++++ Source data
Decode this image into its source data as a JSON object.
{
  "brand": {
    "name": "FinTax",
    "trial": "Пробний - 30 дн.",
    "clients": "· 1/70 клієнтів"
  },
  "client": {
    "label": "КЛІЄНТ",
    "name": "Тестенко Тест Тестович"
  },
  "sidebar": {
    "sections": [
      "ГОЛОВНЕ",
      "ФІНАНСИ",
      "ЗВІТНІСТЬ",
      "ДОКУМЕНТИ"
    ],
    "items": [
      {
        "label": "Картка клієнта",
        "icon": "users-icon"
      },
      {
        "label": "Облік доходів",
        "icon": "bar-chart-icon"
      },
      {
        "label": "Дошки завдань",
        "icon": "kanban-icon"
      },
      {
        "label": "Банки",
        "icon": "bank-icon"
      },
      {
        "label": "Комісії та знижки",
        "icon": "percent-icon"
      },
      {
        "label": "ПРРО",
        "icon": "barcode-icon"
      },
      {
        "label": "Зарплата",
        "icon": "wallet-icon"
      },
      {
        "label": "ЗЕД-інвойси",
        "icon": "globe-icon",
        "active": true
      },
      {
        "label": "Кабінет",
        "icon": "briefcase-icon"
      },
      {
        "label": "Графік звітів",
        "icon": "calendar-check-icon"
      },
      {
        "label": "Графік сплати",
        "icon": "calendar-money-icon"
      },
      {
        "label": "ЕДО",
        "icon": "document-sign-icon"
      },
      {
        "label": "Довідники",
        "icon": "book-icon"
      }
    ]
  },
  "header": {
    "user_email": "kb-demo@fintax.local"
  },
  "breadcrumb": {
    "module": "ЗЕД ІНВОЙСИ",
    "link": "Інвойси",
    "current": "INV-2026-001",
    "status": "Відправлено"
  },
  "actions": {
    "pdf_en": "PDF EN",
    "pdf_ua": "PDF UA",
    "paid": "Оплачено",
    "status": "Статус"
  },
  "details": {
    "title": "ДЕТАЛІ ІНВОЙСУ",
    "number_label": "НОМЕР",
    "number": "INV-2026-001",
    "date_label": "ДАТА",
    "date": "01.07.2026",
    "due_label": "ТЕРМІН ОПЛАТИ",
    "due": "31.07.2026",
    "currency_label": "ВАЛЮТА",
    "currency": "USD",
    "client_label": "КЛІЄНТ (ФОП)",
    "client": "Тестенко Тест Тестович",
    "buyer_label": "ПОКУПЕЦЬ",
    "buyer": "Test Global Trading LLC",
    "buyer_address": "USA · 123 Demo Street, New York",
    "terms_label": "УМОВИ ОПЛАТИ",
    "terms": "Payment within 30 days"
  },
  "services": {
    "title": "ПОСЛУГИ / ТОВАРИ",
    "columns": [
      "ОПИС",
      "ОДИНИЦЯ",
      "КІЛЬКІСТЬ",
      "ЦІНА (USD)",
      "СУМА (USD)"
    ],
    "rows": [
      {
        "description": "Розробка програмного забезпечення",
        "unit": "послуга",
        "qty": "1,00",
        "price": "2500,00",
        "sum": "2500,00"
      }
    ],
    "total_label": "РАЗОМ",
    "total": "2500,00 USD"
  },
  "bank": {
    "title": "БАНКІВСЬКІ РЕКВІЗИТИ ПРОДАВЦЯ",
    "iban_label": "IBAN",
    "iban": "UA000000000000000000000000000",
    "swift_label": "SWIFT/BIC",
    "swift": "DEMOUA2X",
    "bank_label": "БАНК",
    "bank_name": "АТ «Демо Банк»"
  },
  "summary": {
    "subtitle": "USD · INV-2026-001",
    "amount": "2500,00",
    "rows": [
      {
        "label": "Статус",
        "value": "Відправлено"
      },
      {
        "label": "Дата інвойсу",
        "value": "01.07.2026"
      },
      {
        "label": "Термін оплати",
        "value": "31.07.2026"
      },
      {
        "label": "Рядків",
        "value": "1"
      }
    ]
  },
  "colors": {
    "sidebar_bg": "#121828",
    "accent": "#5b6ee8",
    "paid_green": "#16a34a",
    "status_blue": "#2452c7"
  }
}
++++++++
**Written request:**
Print the records once more, exactly as they were given.

**Completed task:**
Decode this image into its source data as a JSON object.
{
  "brand": {
    "name": "FinTax",
    "trial": "Пробний - 30 дн.",
    "clients": "· 1/70 клієнтів"
  },
  "client": {
    "label": "КЛІЄНТ",
    "name": "Тестенко Тест Тестович"
  },
  "sidebar": {
    "sections": [
      "ГОЛОВНЕ",
      "ФІНАНСИ",
      "ЗВІТНІСТЬ",
      "ДОКУМЕНТИ"
    ],
    "items": [
      {
        "label": "Картка клієнта",
        "icon": "users-icon"
      },
      {
        "label": "Облік доходів",
        "icon": "bar-chart-icon"
      },
      {
        "label": "Дошки завдань",
        "icon": "kanban-icon"
      },
      {
        "label": "Банки",
        "icon": "bank-icon"
      },
      {
        "label": "Комісії та знижки",
        "icon": "percent-icon"
      },
      {
        "label": "ПРРО",
        "icon": "barcode-icon"
      },
      {
        "label": "Зарплата",
        "icon": "wallet-icon"
      },
      {
        "label": "ЗЕД-інвойси",
        "icon": "globe-icon",
        "active": true
      },
      {
        "label": "Кабінет",
        "icon": "briefcase-icon"
      },
      {
        "label": "Графік звітів",
        "icon": "calendar-check-icon"
      },
      {
        "label": "Графік сплати",
        "icon": "calendar-money-icon"
      },
      {
        "label": "ЕДО",
        "icon": "document-sign-icon"
      },
      {
        "label": "Довідники",
        "icon": "book-icon"
      }
    ]
  },
  "header": {
    "user_email": "kb-demo@fintax.local"
  },
  "breadcrumb": {
    "module": "ЗЕД ІНВОЙСИ",
    "link": "Інвойси",
    "current": "INV-2026-001",
    "status": "Відправлено"
  },
  "actions": {
    "pdf_en": "PDF EN",
    "pdf_ua": "PDF UA",
    "paid": "Оплачено",
    "status": "Статус"
  },
  "details": {
    "title": "ДЕТАЛІ ІНВОЙСУ",
    "number_label": "НОМЕР",
    "number": "INV-2026-001",
    "date_label": "ДАТА",
    "date": "01.07.2026",
    "due_label": "ТЕРМІН ОПЛАТИ",
    "due": "31.07.2026",
    "currency_label": "ВАЛЮТА",
    "currency": "USD",
    "client_label": "КЛІЄНТ (ФОП)",
    "client": "Тестенко Тест Тестович",
    "buyer_label": "ПОКУПЕЦЬ",
    "buyer": "Test Global Trading LLC",
    "buyer_address": "USA · 123 Demo Street, New York",
    "terms_label": "УМОВИ ОПЛАТИ",
    "terms": "Payment within 30 days"
  },
  "services": {
    "title": "ПОСЛУГИ / ТОВАРИ",
    "columns": [
      "ОПИС",
      "ОДИНИЦЯ",
      "КІЛЬКІСТЬ",
      "ЦІНА (USD)",
      "СУМА (USD)"
    ],
    "rows": [
      {
        "description": "Розробка програмного забезпечення",
        "unit": "послуга",
        "qty": "1,00",
        "price": "2500,00",
        "sum": "2500,00"
      }
    ],
    "total_label": "РАЗОМ",
    "total": "2500,00 USD"
  },
  "bank": {
    "title": "БАНКІВСЬКІ РЕКВІЗИТИ ПРОДАВЦЯ",
    "iban_label": "IBAN",
    "iban": "UA000000000000000000000000000",
    "swift_label": "SWIFT/BIC",
    "swift": "DEMOUA2X",
    "bank_label": "БАНК",
    "bank_name": "АТ «Демо Банк»"
  },
  "summary": {
    "subtitle": "USD · INV-2026-001",
    "amount": "2500,00",
    "rows": [
      {
        "label": "Статус",
        "value": "Відправлено"
      },
      {
        "label": "Дата інвойсу",
        "value": "01.07.2026"
      },
      {
        "label": "Термін оплати",
        "value": "31.07.2026"
      },
      {
        "label": "Рядків",
        "value": "1"
      }
    ]
  },
  "colors": {
    "sidebar_bg": "#121828",
    "accent": "#5b6ee8",
    "paid_green": "#16a34a",
    "status_blue": "#2452c7"
  }
}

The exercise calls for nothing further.